Job A – Copy the records line for line, beginning at their first line and ending after the line that contains "- toolbar: Browse: [12, 39, 391, 61]".

Text to read –
━━━
1. **Copy template**: ``cp config/examples/covariance_template.yaml config/productions/my_production.yaml``
2. **Edit config**: Modify production name, redshifts, and parameters
3. **Run production**: ``production-manager init my_production``

**Git Tagging for Reproducibility:**

The system automatically creates git tags for every production:

- **Clean working tree**: ``production-manager init alpha`` → ``production/alpha_v1.0_20250717_143022``
- **Development mode**: ``production-manager init alpha --allow-dirty`` → ``production/alpha_v1.0_allow_dirty_20250717_143022``
- **Version control**: ``production-manager init alpha --version v2.0`` → ``production/alpha_v2.0_20250717_143022``

The single mock generation script will:

1. Load AbacusSummit halo catalogs
2. Apply filtering and slab decomposition for MPI
3. Generate galaxies using rgrspit_diffsky
4. Write results to HDF5 format

The production management system will:

1. Parse YAML configuration files from ``config/productions/``
2. Create SQLite database for job tracking
3. Submit SLURM array jobs with specified parameters
4. Monitor job progress and handle failures
5. Organize output files by production name

Testing
-------

**Quick Development Testing** (< 5 minutes):

.. code-block:: bash

   # Load environment
   source scripts/load_env.sh
   
   # Fast development tests only
   pytest -m "unit or (system and not slow)" -v

**Long Validation Testing** (background execution):

.. code-block:: bash

   # Load environment
   source scripts/load_env.sh
   
   # Run validation tests in background
   nohup pytest -m "slow or validation" -v --timeout=1800 > validation.log 2>&1 &
   
   # Monitor progress
   tail -f validation.log


Example Workflow
----------------

A typical workflow for generating mock catalogs:

.. code-block:: python

   from covariance_mocks import (
       initialize_mpi_jax, finalize_mpi,
       load_and_filter_halos, generate_galaxies,
       write_parallel_hdf5, build_abacus_path
   )
   
   # Initialize MPI/JAX
   comm, rank, size, MPI_AVAILABLE = initialize_mpi_jax()
   
   # Build catalog path
   catalog_path = build_abacus_path(
       "/data", "AbacusSummit", "small_c000", "ph3000", "z1.100"
   )
   
   # Load and filter halos (each rank gets its slab)
   logmhost, halo_radius, halo_pos, halo_vel, Lbox = load_and_filter_halos(
       catalog_path, rank, size
   )
   
   # Generate galaxies for this rank's halos
   galcat = generate_galaxies(logmhost, halo_radius, halo_pos, halo_vel, Lbox, rank)
   
   # Write output using parallel HDF5
   write_parallel_hdf5(galcat, logmhost, halo_radius, halo_pos, halo_vel,
                       "output.hdf5", rank, size, comm, Lbox)
   
   # Finalize MPI
   finalize_mpi(comm, rank, size, MPI_AVAILABLE)
━━━
Bounding box entries –
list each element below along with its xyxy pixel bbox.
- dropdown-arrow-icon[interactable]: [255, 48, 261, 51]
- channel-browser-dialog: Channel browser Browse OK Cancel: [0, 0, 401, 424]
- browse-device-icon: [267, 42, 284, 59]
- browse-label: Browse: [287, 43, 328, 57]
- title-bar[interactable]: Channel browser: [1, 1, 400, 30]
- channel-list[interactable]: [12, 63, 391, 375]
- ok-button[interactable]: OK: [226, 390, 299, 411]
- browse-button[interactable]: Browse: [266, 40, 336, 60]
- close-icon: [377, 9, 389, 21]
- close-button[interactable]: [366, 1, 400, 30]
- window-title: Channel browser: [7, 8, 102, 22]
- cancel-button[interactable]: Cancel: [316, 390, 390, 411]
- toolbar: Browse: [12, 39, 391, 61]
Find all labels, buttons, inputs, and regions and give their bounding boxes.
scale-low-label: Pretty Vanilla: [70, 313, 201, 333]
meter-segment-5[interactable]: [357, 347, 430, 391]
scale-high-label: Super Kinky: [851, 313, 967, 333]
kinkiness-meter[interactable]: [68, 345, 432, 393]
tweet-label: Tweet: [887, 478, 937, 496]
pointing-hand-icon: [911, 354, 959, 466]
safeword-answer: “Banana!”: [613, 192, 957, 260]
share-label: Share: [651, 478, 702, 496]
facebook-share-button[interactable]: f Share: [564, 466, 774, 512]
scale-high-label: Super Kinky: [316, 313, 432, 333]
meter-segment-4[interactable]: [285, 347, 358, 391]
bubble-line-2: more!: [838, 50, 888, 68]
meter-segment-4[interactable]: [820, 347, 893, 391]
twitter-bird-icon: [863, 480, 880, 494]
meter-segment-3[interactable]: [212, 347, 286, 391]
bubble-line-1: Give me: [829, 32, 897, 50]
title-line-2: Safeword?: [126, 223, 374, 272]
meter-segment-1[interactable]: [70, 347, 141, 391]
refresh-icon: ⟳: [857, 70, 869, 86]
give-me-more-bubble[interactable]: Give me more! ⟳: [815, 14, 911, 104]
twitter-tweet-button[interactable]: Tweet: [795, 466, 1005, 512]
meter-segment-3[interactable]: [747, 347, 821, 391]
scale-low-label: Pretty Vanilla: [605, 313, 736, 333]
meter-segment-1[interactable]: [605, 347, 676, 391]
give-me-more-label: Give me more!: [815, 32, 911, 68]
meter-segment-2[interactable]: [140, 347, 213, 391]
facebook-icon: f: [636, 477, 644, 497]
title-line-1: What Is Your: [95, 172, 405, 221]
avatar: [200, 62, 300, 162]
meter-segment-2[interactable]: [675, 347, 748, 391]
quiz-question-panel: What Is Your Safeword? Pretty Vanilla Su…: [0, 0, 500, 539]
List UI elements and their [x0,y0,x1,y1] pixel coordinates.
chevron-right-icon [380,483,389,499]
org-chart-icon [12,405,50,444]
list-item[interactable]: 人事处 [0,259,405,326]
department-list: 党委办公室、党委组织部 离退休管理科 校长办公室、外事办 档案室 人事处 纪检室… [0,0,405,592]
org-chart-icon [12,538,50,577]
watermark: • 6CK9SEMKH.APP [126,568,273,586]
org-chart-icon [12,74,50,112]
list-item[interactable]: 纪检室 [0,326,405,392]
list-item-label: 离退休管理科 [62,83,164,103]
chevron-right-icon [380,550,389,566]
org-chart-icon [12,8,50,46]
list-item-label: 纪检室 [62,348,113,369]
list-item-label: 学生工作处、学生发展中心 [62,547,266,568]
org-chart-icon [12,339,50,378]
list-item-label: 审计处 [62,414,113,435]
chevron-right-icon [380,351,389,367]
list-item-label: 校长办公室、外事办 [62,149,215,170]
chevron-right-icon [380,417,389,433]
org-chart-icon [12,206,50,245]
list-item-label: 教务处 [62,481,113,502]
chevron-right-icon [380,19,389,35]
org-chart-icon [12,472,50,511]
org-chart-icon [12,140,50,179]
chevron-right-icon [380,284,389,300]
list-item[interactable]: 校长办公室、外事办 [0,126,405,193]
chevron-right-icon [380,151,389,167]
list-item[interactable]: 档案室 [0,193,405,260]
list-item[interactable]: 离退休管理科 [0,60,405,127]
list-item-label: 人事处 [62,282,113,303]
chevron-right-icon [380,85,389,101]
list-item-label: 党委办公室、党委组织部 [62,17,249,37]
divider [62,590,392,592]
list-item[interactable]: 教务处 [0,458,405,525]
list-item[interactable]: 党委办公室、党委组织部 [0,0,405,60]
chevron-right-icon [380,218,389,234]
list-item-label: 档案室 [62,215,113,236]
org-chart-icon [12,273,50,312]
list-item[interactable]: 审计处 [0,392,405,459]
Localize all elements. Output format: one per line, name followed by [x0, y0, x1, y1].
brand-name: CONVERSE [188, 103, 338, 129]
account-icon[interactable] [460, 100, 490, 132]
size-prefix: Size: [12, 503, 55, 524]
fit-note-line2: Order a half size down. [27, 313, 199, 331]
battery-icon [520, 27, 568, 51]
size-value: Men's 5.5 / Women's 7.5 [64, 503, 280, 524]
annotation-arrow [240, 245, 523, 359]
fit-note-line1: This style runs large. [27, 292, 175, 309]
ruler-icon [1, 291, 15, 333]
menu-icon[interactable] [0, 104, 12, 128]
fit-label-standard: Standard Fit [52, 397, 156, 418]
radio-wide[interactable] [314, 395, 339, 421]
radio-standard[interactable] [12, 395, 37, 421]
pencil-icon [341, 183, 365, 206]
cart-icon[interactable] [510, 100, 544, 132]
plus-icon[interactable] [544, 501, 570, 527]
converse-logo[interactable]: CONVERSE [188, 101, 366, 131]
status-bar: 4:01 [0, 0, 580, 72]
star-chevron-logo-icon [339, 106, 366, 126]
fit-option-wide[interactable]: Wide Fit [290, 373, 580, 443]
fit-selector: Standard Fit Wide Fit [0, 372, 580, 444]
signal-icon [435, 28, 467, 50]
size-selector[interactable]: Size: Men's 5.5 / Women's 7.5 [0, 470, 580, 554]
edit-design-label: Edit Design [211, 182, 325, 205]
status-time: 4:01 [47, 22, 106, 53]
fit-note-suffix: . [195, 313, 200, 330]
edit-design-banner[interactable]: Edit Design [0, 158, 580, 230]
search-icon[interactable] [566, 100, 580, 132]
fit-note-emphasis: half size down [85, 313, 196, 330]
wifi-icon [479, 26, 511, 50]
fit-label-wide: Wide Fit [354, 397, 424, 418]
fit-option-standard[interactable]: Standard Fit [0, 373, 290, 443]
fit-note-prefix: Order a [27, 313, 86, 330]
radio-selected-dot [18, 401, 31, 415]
━━━
Job B –
Decide whether each statement agrees with the text about mock catalog production. Answer yes or no for each, and quote the deciding words of the text.
(i) The production management system creates a SQLite database for job tracking.
(ii) The single mock generation script writes its results in CSV format.
(iii) Running the init command for alpha with the --allow-dirty option produces a tag containing "allow_dirty".

Full answer A –
list each element below along with its xyxy pixel bbox.
- dropdown-arrow-icon[interactable]: [255, 48, 261, 51]
- channel-browser-dialog: Channel browser Browse OK Cancel: [0, 0, 401, 424]
- browse-device-icon: [267, 42, 284, 59]
- browse-label: Browse: [287, 43, 328, 57]
- title-bar[interactable]: Channel browser: [1, 1, 400, 30]
- channel-list[interactable]: [12, 63, 391, 375]
- ok-button[interactable]: OK: [226, 390, 299, 411]
- browse-button[interactable]: Browse: [266, 40, 336, 60]
- close-icon: [377, 9, 389, 21]
- close-button[interactable]: [366, 1, 400, 30]
- window-title: Channel browser: [7, 8, 102, 22]
- cancel-button[interactable]: Cancel: [316, 390, 390, 411]
- toolbar: Browse: [12, 39, 391, 61]

Full answer B –
(i) Yes: "Create SQLite database for job tracking"
(ii) No: "Write results to HDF5 format"
(iii) Yes: "``production-manager init alpha --allow-dirty`` → ``production/alpha_v1.0_allow_dirty_20250717_143022``"